GIVEN TASK: Show every line of the rows below that contains the string "brush".

☆ ☆ ☆ ☆ ☆ ☆ ☆

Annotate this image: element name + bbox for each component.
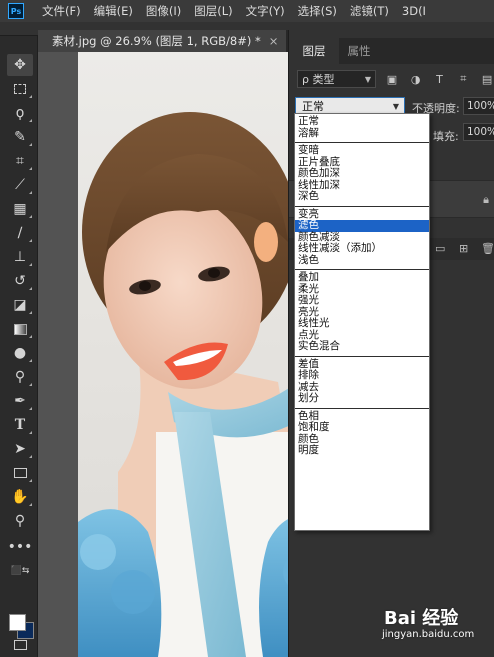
type-filter-icon[interactable]: T: [432, 73, 448, 86]
blend-mode-option[interactable]: 变暗: [295, 144, 429, 157]
blend-mode-option[interactable]: 排除: [295, 369, 429, 382]
path-select-tool-icon[interactable]: ➤: [7, 438, 33, 460]
toolbar: ✥ ϙ ✎ ⌗ ⟋ ▦ ∕ ⊥ ↺ ◪ ● ⚲ ✒ T ➤ ✋ ⚲ ••• ⬛⇆: [0, 36, 38, 657]
blend-mode-option[interactable]: 明度: [295, 444, 429, 457]
lock-icon: 🔒︎: [483, 193, 489, 206]
foreground-color-swatch[interactable]: [9, 614, 26, 631]
crop-tool-icon[interactable]: ⌗: [7, 150, 33, 172]
layer-filter-select[interactable]: ρ 类型 ▼: [297, 70, 377, 88]
blend-mode-value: 正常: [302, 100, 324, 113]
brush-tool-icon[interactable]: ∕: [7, 222, 33, 244]
delete-layer-icon[interactable]: 🗑︎: [481, 242, 494, 255]
watermark-brand: Bai 经验: [384, 608, 459, 629]
blend-mode-option[interactable]: 饱和度: [295, 421, 429, 434]
eyedropper-tool-icon[interactable]: ⟋: [7, 174, 33, 196]
type-tool-icon[interactable]: T: [7, 414, 33, 436]
dodge-tool-icon[interactable]: ⚲: [7, 366, 33, 388]
menu-file[interactable]: 文件(F): [42, 3, 81, 19]
filter-label: ρ 类型: [302, 73, 335, 86]
document-tabs: 素材.jpg @ 26.9% (图层 1, RGB/8#) * ×: [38, 30, 288, 52]
blend-mode-group: 变暗 正片叠底 颜色加深 线性加深 深色: [295, 143, 429, 207]
blend-mode-option[interactable]: 浅色: [295, 254, 429, 267]
document-tab-title: 素材.jpg @ 26.9% (图层 1, RGB/8#) *: [52, 34, 261, 48]
photoshop-logo-icon: Ps: [8, 3, 24, 19]
menu-bar: Ps 文件(F) 编辑(E) 图像(I) 图层(L) 文字(Y) 选择(S) 滤…: [0, 0, 494, 22]
menu-type[interactable]: 文字(Y): [246, 3, 285, 19]
chevron-down-icon: ▼: [392, 101, 399, 111]
blend-mode-option[interactable]: 深色: [295, 190, 429, 203]
zoom-tool-icon[interactable]: ⚲: [7, 510, 33, 532]
screen-mode-icon[interactable]: [7, 634, 33, 656]
blend-mode-dropdown: 正常 溶解 变暗 正片叠底 颜色加深 线性加深 深色 变亮 滤色 颜色减淡 线性减淡（添加） 浅色 叠加…: [294, 113, 430, 531]
menu-filter[interactable]: 滤镜(T): [350, 3, 389, 19]
opacity-input[interactable]: 100%: [463, 97, 494, 115]
image-filter-icon[interactable]: ▣: [384, 73, 400, 86]
blend-mode-option[interactable]: 滤色: [295, 219, 429, 232]
blend-mode-option[interactable]: 颜色加深: [295, 167, 429, 180]
baidu-watermark: Bai 经验 jingyan.baidu.com: [380, 604, 490, 648]
menu-edit[interactable]: 编辑(E): [94, 3, 133, 19]
shape-filter-icon[interactable]: ⌗: [455, 72, 471, 86]
layer-filter-row: ρ 类型 ▼ ▣ ◑ T ⌗ ▤: [289, 66, 494, 92]
history-brush-tool-icon[interactable]: ↺: [7, 270, 33, 292]
blend-mode-group: 正常 溶解: [295, 114, 429, 143]
blend-mode-option[interactable]: 正常: [295, 115, 429, 128]
default-colors-icon[interactable]: ⬛⇆: [7, 560, 33, 582]
new-group-icon[interactable]: ▭: [435, 242, 445, 255]
new-layer-icon[interactable]: ⊞: [459, 242, 468, 255]
chevron-down-icon: ▼: [364, 74, 372, 84]
tab-properties[interactable]: 属性: [339, 38, 379, 64]
blend-mode-group: 色相 饱和度 颜色 明度: [295, 409, 429, 460]
pen-tool-icon[interactable]: ✒: [7, 390, 33, 412]
canvas[interactable]: [38, 52, 288, 657]
rectangle-tool-icon[interactable]: [7, 462, 33, 484]
blend-mode-group: 差值 排除 减去 划分: [295, 357, 429, 409]
clone-stamp-tool-icon[interactable]: ⊥: [7, 246, 33, 268]
quick-select-tool-icon[interactable]: ✎: [7, 126, 33, 148]
fill-label: 填充:: [433, 130, 459, 143]
menu-3d[interactable]: 3D(I: [402, 4, 426, 18]
blend-mode-option[interactable]: 强光: [295, 294, 429, 307]
watermark-url: jingyan.baidu.com: [382, 629, 475, 640]
portrait-photo: [78, 52, 288, 657]
menu-select[interactable]: 选择(S): [298, 3, 337, 19]
panel-tabs: 图层 属性: [289, 38, 494, 64]
blur-tool-icon[interactable]: ●: [7, 342, 33, 364]
blend-mode-option[interactable]: 线性光: [295, 317, 429, 330]
tab-layers[interactable]: 图层: [289, 38, 339, 64]
blend-mode-group: 叠加 柔光 强光 亮光 线性光 点光 实色混合: [295, 270, 429, 357]
gradient-tool-icon[interactable]: [7, 318, 33, 340]
smart-object-filter-icon[interactable]: ▤: [479, 73, 494, 86]
blend-mode-option[interactable]: 溶解: [295, 127, 429, 140]
menu-layer[interactable]: 图层(L): [194, 3, 232, 19]
more-tools-icon[interactable]: •••: [7, 536, 33, 558]
eraser-tool-icon[interactable]: ◪: [7, 294, 33, 316]
healing-brush-tool-icon[interactable]: ▦: [7, 198, 33, 220]
blend-mode-option[interactable]: 线性减淡（添加）: [295, 242, 429, 255]
fill-input[interactable]: 100%: [463, 123, 494, 141]
adjustment-filter-icon[interactable]: ◑: [408, 73, 424, 86]
marquee-tool-icon[interactable]: [7, 78, 33, 100]
move-tool-icon[interactable]: ✥: [7, 54, 33, 76]
blend-mode-option[interactable]: 实色混合: [295, 340, 429, 353]
close-icon[interactable]: ×: [269, 34, 279, 48]
menu-image[interactable]: 图像(I): [146, 3, 181, 19]
hand-tool-icon[interactable]: ✋: [7, 486, 33, 508]
blend-mode-group: 变亮 滤色 颜色减淡 线性减淡（添加） 浅色: [295, 207, 429, 270]
blend-mode-option[interactable]: 叠加: [295, 271, 429, 284]
document-tab[interactable]: 素材.jpg @ 26.9% (图层 1, RGB/8#) * ×: [38, 30, 286, 52]
lasso-tool-icon[interactable]: ϙ: [7, 102, 33, 124]
blend-mode-option[interactable]: 划分: [295, 392, 429, 405]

☆ ☆ ☆ ☆ ☆ ☆ ☆

CORRECT RESULT:
brush-tool-icon[interactable]: ∕: [7, 222, 33, 244]
history-brush-tool-icon[interactable]: ↺: [7, 270, 33, 292]
healing-brush-tool-icon[interactable]: ▦: [7, 198, 33, 220]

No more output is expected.